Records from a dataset

——————

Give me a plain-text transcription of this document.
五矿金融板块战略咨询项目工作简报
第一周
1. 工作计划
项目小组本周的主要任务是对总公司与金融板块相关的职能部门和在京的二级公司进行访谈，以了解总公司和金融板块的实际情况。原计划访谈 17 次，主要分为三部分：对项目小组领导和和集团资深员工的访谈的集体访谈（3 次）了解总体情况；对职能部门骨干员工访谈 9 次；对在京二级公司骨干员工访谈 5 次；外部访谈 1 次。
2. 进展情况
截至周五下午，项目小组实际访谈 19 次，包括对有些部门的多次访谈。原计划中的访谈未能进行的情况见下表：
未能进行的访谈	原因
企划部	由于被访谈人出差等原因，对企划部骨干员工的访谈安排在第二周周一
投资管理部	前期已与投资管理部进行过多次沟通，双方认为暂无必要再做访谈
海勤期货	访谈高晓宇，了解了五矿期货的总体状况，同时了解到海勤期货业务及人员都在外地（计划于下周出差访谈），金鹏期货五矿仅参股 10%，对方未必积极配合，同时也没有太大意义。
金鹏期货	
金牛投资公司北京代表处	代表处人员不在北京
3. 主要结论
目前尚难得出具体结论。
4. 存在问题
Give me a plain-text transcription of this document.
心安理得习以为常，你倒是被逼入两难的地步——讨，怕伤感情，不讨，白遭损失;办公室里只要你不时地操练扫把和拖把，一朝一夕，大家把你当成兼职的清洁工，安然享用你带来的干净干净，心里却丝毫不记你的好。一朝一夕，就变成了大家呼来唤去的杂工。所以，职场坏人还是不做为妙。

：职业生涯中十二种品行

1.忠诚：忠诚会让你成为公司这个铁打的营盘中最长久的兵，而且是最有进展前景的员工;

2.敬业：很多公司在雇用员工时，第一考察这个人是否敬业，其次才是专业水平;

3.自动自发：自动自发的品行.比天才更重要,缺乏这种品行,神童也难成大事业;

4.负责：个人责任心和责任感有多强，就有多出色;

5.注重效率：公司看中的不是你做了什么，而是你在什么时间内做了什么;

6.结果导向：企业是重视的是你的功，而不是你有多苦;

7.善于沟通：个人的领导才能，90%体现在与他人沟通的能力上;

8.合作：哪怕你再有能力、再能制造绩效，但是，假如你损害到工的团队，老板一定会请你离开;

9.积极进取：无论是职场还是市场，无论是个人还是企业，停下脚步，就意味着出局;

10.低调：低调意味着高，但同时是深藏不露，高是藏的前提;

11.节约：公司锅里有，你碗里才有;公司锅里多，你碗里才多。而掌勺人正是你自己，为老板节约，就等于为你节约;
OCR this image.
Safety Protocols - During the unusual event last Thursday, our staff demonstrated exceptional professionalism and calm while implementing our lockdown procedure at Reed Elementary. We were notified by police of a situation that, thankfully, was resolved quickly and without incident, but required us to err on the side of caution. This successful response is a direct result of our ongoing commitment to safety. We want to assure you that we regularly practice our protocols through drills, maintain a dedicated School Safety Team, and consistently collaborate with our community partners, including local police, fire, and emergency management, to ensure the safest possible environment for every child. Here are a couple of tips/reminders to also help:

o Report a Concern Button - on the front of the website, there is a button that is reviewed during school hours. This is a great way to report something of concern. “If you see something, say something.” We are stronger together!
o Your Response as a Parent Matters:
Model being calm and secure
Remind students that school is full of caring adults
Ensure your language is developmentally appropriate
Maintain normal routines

——————

Given exercise:
Output the listing above without altering a single character.

Solved problem:
Give me a plain-text transcription of this document.
五矿金融板块战略咨询项目工作简报
第一周
1. 工作计划
项目小组本周的主要任务是对总公司与金融板块相关的职能部门和在京的二级公司进行访谈，以了解总公司和金融板块的实际情况。原计划访谈 17 次，主要分为三部分：对项目小组领导和和集团资深员工的访谈的集体访谈（3 次）了解总体情况；对职能部门骨干员工访谈 9 次；对在京二级公司骨干员工访谈 5 次；外部访谈 1 次。
2. 进展情况
截至周五下午，项目小组实际访谈 19 次，包括对有些部门的多次访谈。原计划中的访谈未能进行的情况见下表：
未能进行的访谈	原因
企划部	由于被访谈人出差等原因，对企划部骨干员工的访谈安排在第二周周一
投资管理部	前期已与投资管理部进行过多次沟通，双方认为暂无必要再做访谈
海勤期货	访谈高晓宇，了解了五矿期货的总体状况，同时了解到海勤期货业务及人员都在外地（计划于下周出差访谈），金鹏期货五矿仅参股 10%，对方未必积极配合，同时也没有太大意义。
金鹏期货	
金牛投资公司北京代表处	代表处人员不在北京
3. 主要结论
目前尚难得出具体结论。
4. 存在问题
Give me a plain-text transcription of this document.
心安理得习以为常，你倒是被逼入两难的地步——讨，怕伤感情，不讨，白遭损失;办公室里只要你不时地操练扫把和拖把，一朝一夕，大家把你当成兼职的清洁工，安然享用你带来的干净干净，心里却丝毫不记你的好。一朝一夕，就变成了大家呼来唤去的杂工。所以，职场坏人还是不做为妙。

：职业生涯中十二种品行

1.忠诚：忠诚会让你成为公司这个铁打的营盘中最长久的兵，而且是最有进展前景的员工;

2.敬业：很多公司在雇用员工时，第一考察这个人是否敬业，其次才是专业水平;

3.自动自发：自动自发的品行.比天才更重要,缺乏这种品行,神童也难成大事业;

4.负责：个人责任心和责任感有多强，就有多出色;

5.注重效率：公司看中的不是你做了什么，而是你在什么时间内做了什么;

6.结果导向：企业是重视的是你的功，而不是你有多苦;

7.善于沟通：个人的领导才能，90%体现在与他人沟通的能力上;

8.合作：哪怕你再有能力、再能制造绩效，但是，假如你损害到工的团队，老板一定会请你离开;

9.积极进取：无论是职场还是市场，无论是个人还是企业，停下脚步，就意味着出局;

10.低调：低调意味着高，但同时是深藏不露，高是藏的前提;

11.节约：公司锅里有，你碗里才有;公司锅里多，你碗里才多。而掌勺人正是你自己，为老板节约，就等于为你节约;
OCR this image.
Safety Protocols - During the unusual event last Thursday, our staff demonstrated exceptional professionalism and calm while implementing our lockdown procedure at Reed Elementary. We were notified by police of a situation that, thankfully, was resolved quickly and without incident, but required us to err on the side of caution. This successful response is a direct result of our ongoing commitment to safety. We want to assure you that we regularly practice our protocols through drills, maintain a dedicated School Safety Team, and consistently collaborate with our community partners, including local police, fire, and emergency management, to ensure the safest possible environment for every child. Here are a couple of tips/reminders to also help:

o Report a Concern Button - on the front of the website, there is a button that is reviewed during school hours. This is a great way to report something of concern. “If you see something, say something.” We are stronger together!
o Your Response as a Parent Matters:
Model being calm and secure
Remind students that school is full of caring adults
Ensure your language is developmentally appropriate
Maintain normal routines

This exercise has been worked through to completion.